Requirement –
Extract every line where the string "удобно" appears.

Extracted information –

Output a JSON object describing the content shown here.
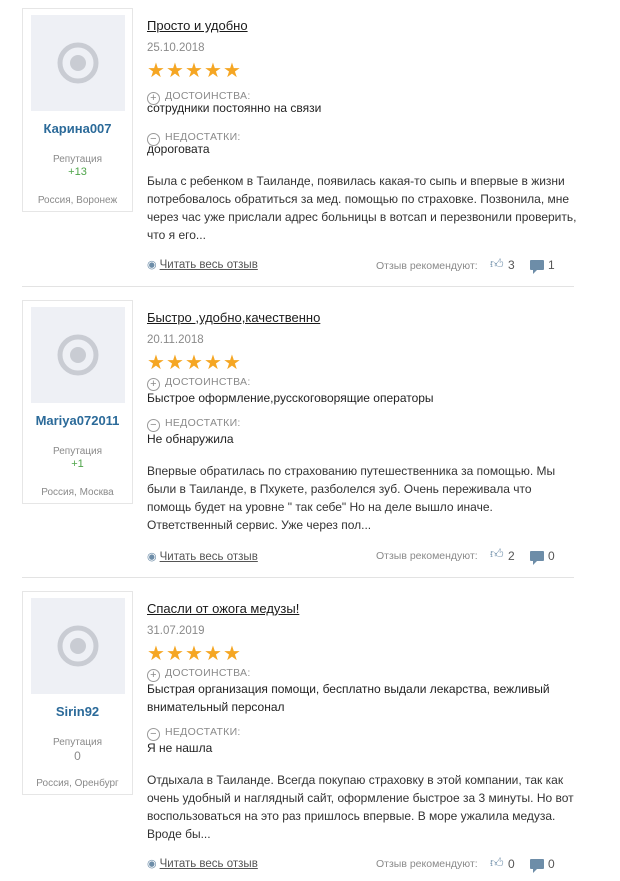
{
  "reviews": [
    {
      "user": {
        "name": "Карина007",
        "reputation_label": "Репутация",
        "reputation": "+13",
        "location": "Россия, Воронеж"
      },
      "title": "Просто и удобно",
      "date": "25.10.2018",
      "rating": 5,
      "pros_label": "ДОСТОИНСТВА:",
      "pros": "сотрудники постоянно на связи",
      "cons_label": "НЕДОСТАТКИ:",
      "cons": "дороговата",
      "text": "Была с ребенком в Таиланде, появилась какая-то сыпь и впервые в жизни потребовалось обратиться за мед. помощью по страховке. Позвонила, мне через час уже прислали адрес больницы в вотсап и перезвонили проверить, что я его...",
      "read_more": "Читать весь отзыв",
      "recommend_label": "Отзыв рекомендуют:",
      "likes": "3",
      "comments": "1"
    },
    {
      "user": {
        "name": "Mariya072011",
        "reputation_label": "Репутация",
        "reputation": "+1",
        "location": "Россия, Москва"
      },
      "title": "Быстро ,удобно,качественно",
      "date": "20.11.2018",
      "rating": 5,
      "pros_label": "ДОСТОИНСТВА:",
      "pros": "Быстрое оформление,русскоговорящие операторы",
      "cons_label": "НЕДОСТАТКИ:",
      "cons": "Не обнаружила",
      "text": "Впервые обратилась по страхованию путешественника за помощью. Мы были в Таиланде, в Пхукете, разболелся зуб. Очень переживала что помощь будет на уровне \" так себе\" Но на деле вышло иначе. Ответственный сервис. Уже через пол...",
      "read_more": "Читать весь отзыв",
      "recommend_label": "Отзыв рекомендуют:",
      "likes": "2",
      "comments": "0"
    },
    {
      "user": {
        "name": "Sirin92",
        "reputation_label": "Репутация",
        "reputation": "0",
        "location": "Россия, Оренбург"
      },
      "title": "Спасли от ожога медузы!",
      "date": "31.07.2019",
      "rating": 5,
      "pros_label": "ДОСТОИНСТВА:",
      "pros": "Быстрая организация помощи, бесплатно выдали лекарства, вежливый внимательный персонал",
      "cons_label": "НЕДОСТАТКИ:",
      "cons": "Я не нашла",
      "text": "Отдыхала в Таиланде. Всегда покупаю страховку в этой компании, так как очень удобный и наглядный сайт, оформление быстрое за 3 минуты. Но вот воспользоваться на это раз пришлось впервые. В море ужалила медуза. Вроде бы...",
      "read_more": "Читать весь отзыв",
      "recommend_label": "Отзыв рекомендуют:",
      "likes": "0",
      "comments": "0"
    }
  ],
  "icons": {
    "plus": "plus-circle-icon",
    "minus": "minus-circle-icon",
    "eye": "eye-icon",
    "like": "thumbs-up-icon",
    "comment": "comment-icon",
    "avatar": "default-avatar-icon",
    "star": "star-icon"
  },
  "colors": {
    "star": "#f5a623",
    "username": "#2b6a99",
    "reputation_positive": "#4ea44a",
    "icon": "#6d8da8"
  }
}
* * *
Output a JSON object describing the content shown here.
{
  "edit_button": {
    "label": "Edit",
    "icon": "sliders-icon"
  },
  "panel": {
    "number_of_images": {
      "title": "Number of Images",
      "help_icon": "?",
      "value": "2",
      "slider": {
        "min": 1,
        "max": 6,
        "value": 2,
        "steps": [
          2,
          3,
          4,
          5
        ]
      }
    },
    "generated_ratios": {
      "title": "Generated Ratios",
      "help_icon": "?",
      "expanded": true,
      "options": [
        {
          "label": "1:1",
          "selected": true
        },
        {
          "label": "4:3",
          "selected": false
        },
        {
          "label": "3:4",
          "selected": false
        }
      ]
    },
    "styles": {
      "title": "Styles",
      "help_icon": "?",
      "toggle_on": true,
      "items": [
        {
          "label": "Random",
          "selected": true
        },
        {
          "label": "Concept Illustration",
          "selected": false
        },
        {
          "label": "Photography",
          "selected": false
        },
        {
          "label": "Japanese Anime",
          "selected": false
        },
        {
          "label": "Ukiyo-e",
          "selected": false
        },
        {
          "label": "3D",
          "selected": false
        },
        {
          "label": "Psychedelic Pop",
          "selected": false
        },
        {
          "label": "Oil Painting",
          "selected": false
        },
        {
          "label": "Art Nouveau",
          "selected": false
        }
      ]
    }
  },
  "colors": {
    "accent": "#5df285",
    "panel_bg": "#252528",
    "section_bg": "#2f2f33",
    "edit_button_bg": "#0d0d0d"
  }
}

Output of the exercise –
      "title": "Просто и удобно",
      "title": "Быстро ,удобно,качественно",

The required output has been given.